_What the task asks_
In the following material, identify every line holding the string "ulkoilman" and return it.

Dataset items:
^^^^^^^^
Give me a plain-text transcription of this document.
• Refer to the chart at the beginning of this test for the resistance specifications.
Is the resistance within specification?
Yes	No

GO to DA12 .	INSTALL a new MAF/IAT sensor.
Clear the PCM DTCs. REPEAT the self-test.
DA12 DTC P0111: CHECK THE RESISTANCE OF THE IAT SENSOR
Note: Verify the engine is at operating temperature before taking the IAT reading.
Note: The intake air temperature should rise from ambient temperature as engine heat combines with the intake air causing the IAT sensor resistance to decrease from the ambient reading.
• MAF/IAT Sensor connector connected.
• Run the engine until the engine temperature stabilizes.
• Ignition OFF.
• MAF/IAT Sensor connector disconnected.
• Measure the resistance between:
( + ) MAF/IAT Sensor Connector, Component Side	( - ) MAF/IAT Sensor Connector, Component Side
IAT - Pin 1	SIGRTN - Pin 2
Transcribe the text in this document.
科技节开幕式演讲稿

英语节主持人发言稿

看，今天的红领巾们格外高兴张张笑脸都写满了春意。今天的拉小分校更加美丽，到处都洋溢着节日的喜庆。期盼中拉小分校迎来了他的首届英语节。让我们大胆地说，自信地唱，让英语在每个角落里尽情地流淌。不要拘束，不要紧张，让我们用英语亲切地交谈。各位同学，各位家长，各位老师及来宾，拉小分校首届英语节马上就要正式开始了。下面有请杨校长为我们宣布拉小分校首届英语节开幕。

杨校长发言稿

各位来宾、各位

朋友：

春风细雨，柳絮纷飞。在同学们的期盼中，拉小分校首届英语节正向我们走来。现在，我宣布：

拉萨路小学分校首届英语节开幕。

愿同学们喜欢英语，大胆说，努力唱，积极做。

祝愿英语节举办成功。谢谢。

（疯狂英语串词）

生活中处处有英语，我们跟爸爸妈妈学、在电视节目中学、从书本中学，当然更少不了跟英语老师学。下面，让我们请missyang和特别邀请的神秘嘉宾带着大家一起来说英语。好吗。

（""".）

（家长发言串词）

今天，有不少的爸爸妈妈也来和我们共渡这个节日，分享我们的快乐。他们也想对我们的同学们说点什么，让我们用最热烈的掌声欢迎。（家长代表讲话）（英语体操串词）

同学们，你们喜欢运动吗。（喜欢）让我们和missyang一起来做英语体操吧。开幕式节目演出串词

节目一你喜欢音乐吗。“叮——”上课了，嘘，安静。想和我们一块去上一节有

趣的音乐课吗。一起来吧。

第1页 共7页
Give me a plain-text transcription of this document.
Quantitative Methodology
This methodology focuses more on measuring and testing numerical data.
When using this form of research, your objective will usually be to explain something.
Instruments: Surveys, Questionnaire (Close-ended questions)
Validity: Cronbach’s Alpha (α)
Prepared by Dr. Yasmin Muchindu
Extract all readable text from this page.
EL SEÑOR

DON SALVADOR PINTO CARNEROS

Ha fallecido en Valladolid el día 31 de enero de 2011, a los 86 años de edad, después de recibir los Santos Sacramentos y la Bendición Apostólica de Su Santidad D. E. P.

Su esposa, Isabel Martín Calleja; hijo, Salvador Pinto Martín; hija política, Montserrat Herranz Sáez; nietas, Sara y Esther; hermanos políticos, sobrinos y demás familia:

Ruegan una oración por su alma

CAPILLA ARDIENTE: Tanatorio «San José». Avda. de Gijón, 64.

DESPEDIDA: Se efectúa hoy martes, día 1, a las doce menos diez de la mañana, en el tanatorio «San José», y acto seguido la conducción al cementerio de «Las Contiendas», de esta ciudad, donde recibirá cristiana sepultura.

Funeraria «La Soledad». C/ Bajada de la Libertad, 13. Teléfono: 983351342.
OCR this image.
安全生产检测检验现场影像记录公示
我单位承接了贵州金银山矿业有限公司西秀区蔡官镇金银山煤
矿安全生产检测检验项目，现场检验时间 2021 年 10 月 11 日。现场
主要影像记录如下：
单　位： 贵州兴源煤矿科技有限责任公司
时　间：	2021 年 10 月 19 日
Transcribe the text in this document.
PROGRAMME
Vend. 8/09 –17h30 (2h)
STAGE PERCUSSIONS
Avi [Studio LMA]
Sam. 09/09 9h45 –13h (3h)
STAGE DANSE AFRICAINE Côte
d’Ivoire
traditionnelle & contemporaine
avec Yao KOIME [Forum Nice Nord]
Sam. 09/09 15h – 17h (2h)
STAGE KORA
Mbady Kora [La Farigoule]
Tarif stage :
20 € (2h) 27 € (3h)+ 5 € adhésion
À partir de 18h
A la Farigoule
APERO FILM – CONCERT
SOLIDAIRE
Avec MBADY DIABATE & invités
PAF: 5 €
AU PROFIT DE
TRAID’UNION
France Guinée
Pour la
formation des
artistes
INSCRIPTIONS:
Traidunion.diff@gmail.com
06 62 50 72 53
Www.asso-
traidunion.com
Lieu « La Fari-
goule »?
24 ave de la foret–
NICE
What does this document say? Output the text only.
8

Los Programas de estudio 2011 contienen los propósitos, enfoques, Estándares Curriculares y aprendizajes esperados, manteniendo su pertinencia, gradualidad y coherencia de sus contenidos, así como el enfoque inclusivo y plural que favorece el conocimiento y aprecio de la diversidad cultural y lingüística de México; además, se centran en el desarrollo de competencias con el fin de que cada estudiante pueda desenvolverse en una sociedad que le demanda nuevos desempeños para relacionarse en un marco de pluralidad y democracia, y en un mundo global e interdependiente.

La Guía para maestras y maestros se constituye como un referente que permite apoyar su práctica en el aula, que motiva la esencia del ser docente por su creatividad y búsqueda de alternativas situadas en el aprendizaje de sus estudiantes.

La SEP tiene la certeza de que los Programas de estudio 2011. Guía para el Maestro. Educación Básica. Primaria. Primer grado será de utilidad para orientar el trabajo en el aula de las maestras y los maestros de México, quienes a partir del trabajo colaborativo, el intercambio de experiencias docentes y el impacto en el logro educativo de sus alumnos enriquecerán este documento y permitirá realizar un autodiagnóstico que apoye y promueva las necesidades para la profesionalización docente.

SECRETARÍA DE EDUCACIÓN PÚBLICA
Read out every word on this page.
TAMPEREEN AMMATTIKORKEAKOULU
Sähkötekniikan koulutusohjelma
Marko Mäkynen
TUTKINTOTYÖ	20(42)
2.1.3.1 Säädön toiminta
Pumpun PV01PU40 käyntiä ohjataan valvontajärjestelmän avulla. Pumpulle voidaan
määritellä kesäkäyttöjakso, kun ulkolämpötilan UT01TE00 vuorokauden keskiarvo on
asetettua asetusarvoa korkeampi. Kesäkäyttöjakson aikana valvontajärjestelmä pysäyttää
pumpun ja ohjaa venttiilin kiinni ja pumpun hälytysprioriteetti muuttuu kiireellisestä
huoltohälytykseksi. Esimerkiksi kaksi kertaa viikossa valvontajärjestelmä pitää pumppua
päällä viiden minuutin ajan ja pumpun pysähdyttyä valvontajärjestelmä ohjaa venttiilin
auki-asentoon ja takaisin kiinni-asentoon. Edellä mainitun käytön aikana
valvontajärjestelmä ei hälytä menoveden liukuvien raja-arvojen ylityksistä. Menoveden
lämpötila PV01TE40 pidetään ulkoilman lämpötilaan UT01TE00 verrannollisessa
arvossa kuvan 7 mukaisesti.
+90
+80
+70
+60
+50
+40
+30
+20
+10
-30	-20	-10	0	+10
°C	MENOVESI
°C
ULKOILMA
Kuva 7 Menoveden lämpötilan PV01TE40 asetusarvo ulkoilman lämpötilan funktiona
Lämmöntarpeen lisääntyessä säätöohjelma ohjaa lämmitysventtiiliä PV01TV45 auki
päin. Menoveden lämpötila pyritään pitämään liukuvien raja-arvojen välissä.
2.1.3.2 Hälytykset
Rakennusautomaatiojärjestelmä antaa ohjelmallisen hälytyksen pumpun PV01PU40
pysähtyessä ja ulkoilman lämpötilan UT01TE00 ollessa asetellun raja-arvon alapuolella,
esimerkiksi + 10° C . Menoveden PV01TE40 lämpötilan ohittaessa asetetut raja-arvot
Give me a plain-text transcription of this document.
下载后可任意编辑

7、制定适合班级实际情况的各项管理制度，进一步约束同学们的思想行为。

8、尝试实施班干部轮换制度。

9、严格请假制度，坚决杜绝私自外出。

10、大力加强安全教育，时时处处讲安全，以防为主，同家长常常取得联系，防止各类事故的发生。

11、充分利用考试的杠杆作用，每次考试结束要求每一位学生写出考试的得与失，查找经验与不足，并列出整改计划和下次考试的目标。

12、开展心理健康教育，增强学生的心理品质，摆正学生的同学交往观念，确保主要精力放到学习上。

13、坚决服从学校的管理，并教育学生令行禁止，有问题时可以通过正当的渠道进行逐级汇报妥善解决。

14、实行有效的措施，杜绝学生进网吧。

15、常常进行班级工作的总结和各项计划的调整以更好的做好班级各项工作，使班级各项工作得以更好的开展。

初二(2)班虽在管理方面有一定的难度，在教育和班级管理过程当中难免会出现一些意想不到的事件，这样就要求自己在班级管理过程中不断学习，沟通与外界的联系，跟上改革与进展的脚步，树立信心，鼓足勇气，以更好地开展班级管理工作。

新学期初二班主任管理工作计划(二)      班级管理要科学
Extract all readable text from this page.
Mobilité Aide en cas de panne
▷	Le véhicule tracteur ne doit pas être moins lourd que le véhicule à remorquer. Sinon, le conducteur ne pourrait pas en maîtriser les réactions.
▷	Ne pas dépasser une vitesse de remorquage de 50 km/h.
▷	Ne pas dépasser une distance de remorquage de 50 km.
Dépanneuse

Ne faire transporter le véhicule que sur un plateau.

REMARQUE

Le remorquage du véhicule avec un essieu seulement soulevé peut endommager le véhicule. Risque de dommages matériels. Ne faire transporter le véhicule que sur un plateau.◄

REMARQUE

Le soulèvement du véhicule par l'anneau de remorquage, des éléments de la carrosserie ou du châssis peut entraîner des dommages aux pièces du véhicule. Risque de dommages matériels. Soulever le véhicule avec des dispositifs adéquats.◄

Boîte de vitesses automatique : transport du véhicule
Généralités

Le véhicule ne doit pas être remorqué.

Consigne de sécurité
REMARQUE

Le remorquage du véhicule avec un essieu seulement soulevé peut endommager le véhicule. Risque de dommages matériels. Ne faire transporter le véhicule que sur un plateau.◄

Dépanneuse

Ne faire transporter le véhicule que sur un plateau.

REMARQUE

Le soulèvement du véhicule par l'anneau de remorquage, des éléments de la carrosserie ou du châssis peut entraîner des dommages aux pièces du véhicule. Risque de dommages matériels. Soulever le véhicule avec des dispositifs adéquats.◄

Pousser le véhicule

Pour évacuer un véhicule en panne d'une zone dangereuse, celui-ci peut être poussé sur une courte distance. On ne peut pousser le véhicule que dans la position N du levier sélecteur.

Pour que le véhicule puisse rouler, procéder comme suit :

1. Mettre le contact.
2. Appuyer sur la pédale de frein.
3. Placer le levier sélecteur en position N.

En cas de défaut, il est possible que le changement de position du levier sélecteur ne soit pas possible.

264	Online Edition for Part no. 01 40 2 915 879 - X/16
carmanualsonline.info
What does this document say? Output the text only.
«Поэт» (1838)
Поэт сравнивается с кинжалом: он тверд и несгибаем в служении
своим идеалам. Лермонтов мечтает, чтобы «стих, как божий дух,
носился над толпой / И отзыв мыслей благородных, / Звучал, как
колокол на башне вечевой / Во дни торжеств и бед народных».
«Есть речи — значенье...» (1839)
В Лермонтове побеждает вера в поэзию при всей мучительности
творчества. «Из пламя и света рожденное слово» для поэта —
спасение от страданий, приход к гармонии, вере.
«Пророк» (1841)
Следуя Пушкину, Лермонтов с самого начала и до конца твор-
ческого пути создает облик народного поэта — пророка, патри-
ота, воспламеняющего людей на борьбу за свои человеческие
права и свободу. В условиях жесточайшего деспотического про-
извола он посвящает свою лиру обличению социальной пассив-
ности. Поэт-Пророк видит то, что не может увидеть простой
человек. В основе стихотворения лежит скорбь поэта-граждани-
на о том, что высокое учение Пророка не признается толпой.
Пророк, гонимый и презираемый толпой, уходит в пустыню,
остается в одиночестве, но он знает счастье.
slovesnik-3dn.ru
^^^^^^^^
_The reply_
lämpötila PV01TE40 pidetään ulkoilman lämpötilaan UT01TE00 verrannollisessa
Kuva 7 Menoveden lämpötilan PV01TE40 asetusarvo ulkoilman lämpötilan funktiona
pysähtyessä ja ulkoilman lämpötilan UT01TE00 ollessa asetellun raja-arvon alapuolella,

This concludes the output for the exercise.